[Entries from a dataset]

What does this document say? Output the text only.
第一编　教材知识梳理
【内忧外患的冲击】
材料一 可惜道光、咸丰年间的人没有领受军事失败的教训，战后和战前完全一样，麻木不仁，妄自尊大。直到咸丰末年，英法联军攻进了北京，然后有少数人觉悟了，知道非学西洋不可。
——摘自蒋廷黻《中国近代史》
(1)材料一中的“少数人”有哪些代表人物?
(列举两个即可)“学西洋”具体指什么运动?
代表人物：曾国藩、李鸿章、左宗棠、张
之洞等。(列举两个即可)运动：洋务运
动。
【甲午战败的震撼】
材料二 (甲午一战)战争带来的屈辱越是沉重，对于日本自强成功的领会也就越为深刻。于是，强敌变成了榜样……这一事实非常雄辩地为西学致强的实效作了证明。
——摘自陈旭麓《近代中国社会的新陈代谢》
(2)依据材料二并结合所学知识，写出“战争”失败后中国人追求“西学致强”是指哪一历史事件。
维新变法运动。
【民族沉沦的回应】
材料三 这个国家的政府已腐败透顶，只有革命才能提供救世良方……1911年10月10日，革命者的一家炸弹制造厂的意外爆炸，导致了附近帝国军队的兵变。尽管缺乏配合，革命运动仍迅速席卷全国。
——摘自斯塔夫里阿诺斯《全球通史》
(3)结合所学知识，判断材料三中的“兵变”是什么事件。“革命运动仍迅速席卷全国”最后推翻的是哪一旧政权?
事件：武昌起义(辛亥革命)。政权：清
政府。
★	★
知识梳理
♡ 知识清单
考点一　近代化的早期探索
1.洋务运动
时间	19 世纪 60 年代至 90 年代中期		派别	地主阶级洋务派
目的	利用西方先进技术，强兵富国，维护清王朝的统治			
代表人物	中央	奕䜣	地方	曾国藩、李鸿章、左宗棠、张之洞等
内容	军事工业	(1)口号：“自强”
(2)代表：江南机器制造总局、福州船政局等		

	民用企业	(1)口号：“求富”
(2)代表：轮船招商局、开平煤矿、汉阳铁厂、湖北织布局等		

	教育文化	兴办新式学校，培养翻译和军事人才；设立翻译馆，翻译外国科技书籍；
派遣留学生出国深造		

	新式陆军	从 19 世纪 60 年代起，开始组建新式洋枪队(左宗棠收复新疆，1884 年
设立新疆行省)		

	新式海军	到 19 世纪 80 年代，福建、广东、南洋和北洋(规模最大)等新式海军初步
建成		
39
==
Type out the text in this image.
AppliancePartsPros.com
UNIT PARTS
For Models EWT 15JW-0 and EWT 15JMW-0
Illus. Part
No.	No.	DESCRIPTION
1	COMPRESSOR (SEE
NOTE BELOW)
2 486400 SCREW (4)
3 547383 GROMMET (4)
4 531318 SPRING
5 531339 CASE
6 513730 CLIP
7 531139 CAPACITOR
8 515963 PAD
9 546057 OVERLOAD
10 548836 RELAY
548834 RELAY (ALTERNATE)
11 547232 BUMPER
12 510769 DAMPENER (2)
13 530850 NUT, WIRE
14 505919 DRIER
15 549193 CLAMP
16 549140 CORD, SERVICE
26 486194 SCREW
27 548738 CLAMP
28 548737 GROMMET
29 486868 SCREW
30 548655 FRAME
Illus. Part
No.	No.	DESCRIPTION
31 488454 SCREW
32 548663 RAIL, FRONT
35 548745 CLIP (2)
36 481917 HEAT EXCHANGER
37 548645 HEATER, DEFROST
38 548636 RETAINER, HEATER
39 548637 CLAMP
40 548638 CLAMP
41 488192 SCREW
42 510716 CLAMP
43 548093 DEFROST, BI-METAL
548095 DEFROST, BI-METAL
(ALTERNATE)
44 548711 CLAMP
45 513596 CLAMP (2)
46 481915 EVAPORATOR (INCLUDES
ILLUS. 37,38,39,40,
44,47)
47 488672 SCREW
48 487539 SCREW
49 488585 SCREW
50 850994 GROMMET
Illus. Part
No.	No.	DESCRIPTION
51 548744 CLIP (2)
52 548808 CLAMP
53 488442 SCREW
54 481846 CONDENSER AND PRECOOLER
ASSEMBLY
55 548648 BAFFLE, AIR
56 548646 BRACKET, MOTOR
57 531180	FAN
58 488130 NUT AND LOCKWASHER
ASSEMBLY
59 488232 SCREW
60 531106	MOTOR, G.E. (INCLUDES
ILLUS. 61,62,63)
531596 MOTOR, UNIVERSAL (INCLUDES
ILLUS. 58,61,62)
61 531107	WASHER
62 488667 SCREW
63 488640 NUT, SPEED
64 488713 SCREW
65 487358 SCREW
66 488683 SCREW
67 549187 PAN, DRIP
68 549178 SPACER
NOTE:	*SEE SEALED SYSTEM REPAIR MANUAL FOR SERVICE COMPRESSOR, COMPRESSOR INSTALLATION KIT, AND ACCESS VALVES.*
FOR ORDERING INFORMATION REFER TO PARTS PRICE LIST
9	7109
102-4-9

WHAT IS BEING ASKED | Pick every line with "列举两个即可" in it and copy it.

EXERCISE RESPONSE |
(列举两个即可)“学西洋”具体指什么运动?
之洞等。(列举两个即可)运动：洋务运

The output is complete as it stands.